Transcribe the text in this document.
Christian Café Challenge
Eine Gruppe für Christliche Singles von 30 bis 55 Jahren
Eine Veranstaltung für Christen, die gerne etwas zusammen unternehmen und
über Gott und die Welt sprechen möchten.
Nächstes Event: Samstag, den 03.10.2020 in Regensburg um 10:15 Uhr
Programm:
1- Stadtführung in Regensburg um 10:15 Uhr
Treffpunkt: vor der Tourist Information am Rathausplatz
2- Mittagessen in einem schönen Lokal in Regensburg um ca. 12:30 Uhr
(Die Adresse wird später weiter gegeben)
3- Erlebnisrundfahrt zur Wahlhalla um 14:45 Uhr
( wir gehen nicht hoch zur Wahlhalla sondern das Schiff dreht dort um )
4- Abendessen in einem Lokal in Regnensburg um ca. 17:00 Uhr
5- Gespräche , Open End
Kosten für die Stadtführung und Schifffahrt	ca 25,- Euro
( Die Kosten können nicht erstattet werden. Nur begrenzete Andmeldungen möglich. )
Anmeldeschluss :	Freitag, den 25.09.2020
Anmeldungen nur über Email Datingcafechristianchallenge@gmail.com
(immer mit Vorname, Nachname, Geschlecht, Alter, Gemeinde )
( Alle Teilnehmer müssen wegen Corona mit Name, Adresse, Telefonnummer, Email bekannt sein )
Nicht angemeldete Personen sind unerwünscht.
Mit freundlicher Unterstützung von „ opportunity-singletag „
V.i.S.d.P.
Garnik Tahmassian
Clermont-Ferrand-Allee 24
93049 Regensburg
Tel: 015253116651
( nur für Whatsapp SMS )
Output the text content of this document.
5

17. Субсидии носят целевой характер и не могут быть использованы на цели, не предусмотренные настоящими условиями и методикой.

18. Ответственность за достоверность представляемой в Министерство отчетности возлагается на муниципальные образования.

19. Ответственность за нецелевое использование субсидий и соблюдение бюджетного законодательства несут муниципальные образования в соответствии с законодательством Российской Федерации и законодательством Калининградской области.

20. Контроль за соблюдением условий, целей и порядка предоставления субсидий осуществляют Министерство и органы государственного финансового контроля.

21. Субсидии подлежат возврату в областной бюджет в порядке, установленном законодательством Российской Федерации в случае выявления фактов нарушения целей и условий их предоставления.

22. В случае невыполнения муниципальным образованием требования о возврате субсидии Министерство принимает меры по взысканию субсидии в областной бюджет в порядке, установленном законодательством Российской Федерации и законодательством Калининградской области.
━━━━━━━━━━━━━━━━━━━━
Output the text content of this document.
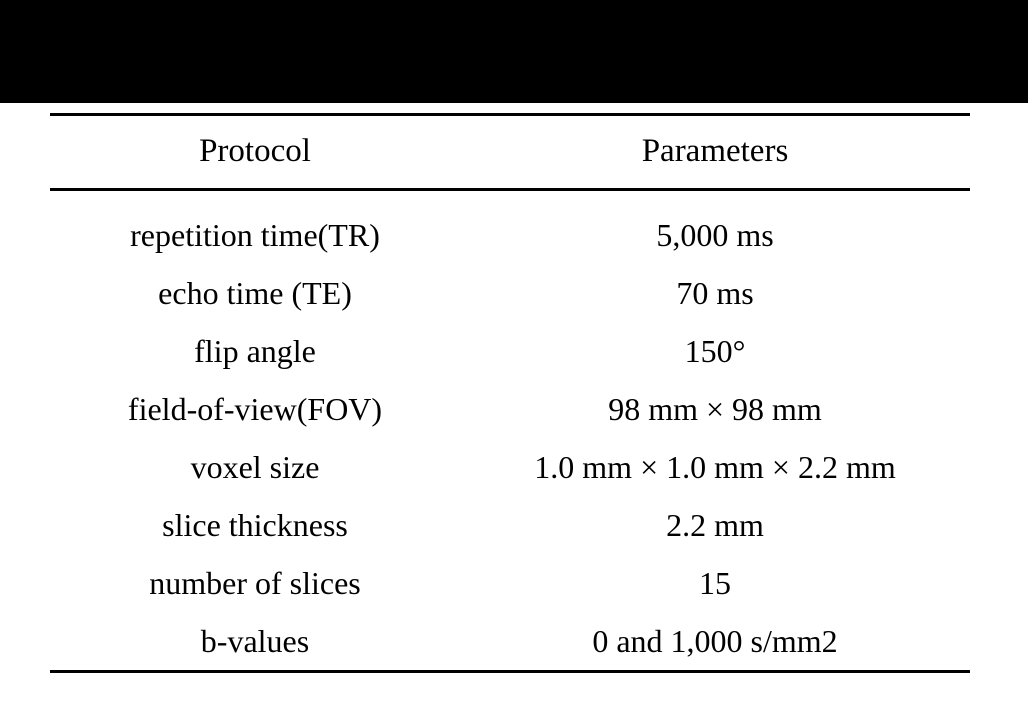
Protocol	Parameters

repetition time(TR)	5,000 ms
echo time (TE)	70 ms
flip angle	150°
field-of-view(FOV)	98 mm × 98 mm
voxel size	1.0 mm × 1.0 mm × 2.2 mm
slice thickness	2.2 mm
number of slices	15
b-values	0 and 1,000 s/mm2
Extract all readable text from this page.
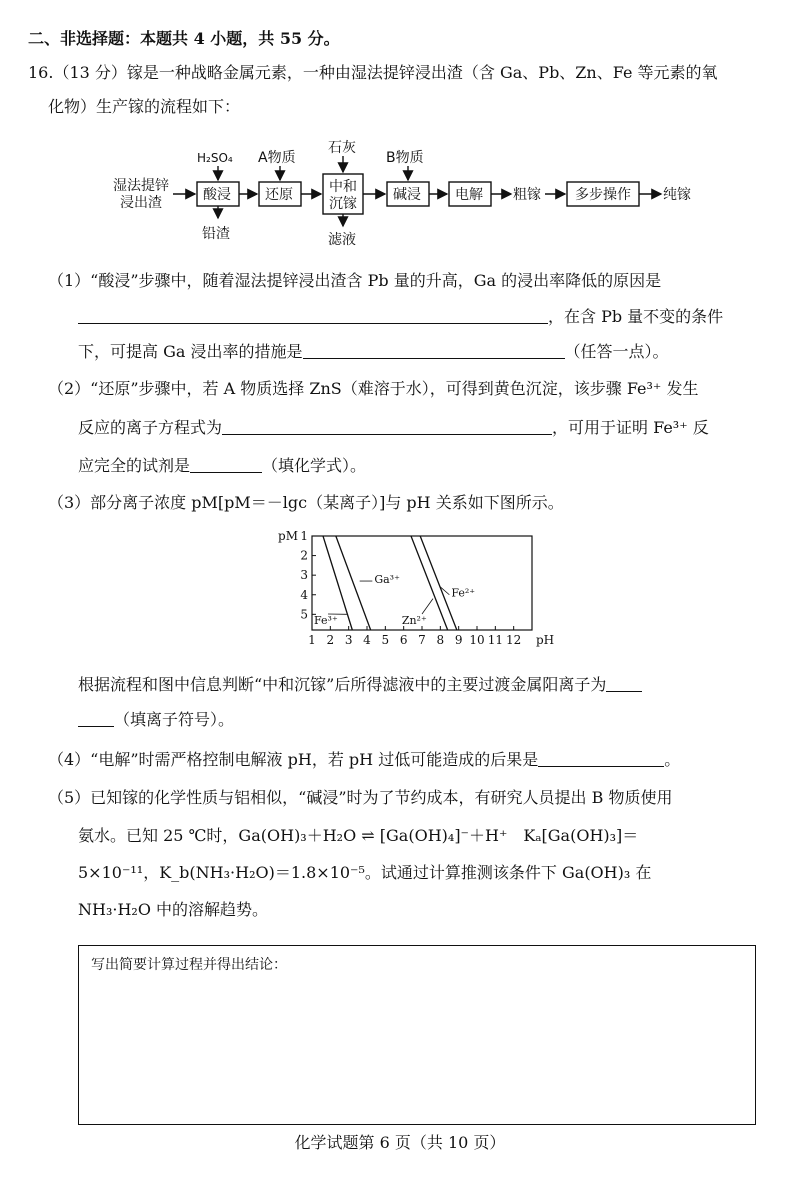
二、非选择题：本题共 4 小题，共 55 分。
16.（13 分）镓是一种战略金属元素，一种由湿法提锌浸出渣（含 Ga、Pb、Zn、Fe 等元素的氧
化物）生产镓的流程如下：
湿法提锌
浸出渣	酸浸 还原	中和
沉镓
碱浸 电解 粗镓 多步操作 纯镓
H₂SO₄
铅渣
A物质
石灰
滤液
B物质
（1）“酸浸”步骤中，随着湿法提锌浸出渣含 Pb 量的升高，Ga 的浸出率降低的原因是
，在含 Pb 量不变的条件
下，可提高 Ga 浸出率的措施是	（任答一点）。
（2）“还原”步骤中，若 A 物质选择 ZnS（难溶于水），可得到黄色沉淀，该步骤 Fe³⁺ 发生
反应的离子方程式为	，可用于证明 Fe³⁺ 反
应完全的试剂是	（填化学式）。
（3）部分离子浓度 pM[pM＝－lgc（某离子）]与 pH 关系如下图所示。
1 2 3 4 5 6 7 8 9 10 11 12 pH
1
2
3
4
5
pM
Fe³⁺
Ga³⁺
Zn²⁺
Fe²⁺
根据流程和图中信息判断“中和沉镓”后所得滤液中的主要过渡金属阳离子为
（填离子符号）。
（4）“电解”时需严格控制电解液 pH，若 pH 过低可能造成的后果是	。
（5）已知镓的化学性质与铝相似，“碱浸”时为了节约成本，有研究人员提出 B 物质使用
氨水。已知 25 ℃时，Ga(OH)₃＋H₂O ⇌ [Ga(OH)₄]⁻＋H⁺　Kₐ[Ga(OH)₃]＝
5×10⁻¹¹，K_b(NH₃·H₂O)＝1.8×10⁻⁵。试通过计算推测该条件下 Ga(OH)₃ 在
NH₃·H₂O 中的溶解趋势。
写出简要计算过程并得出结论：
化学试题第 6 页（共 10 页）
━━━━━━━━━━━━━━━━━━━━
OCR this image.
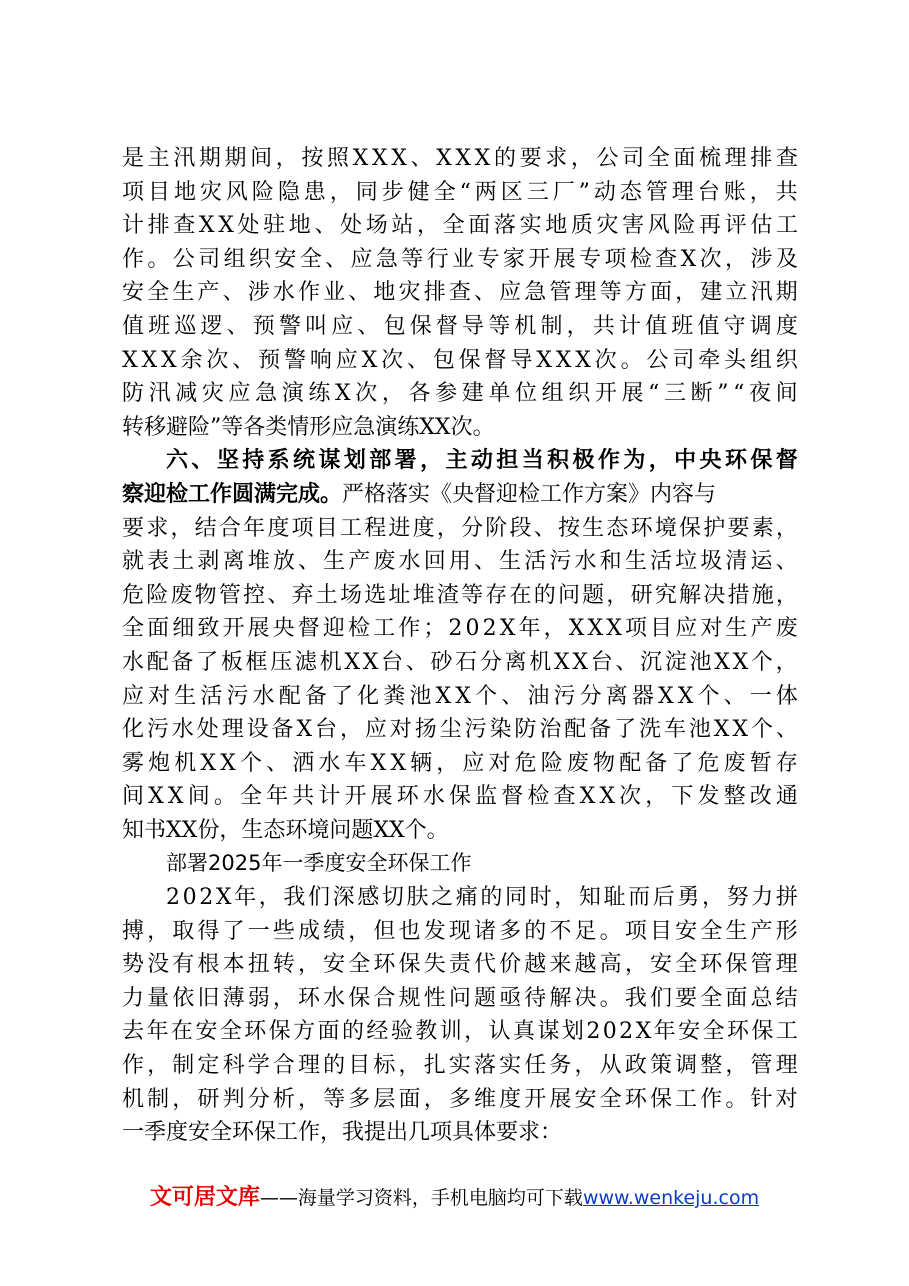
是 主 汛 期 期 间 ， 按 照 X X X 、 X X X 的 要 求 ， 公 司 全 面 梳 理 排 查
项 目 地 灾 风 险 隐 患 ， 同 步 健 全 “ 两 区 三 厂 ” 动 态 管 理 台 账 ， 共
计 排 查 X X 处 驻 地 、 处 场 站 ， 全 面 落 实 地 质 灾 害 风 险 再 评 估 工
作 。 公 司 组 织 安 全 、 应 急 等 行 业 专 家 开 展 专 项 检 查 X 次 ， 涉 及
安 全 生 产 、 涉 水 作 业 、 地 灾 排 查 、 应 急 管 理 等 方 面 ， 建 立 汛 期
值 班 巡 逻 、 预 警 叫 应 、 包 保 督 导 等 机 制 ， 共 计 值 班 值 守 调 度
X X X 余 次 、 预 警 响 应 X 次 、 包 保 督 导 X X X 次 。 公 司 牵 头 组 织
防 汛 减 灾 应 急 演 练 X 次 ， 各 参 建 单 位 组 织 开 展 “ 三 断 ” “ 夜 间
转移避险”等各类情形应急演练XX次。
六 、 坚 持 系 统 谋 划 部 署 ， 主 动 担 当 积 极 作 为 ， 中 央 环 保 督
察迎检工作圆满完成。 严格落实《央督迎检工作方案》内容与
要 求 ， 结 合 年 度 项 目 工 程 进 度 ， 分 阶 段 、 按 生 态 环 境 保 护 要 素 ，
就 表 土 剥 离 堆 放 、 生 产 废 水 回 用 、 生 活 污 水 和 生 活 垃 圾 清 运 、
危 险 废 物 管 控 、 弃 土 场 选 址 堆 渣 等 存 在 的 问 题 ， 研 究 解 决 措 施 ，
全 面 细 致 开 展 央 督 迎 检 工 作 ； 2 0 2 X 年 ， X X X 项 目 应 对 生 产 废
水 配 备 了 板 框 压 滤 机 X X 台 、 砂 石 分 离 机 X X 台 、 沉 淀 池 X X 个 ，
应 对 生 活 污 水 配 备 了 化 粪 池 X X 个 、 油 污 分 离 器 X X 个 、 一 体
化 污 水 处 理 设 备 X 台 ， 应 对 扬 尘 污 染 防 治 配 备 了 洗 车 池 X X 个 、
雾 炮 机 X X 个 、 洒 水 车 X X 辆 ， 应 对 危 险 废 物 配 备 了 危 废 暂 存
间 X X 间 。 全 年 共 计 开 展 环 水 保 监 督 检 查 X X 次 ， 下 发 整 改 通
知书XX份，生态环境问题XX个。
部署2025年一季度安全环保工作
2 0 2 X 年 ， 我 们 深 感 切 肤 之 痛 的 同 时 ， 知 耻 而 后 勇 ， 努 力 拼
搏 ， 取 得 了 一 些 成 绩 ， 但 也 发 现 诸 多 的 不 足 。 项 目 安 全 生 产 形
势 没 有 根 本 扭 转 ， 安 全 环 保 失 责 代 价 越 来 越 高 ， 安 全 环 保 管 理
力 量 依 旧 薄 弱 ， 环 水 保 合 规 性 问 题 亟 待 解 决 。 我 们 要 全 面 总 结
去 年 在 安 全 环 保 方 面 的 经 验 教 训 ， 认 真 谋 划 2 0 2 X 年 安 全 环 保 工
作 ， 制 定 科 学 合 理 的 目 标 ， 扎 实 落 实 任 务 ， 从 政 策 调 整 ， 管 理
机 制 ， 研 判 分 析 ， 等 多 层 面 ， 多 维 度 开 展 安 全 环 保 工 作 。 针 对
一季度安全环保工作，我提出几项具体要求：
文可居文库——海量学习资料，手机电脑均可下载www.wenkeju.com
━━━━━━━━━━━━━━━━━━━━
Set exercise: Scan the lines for the string "Lokal". Copy out each line that matches.

Correct answer:
2- Mittagessen in einem schönen Lokal in Regensburg um ca. 12:30 Uhr
4- Abendessen in einem Lokal in Regnensburg um ca. 17:00 Uhr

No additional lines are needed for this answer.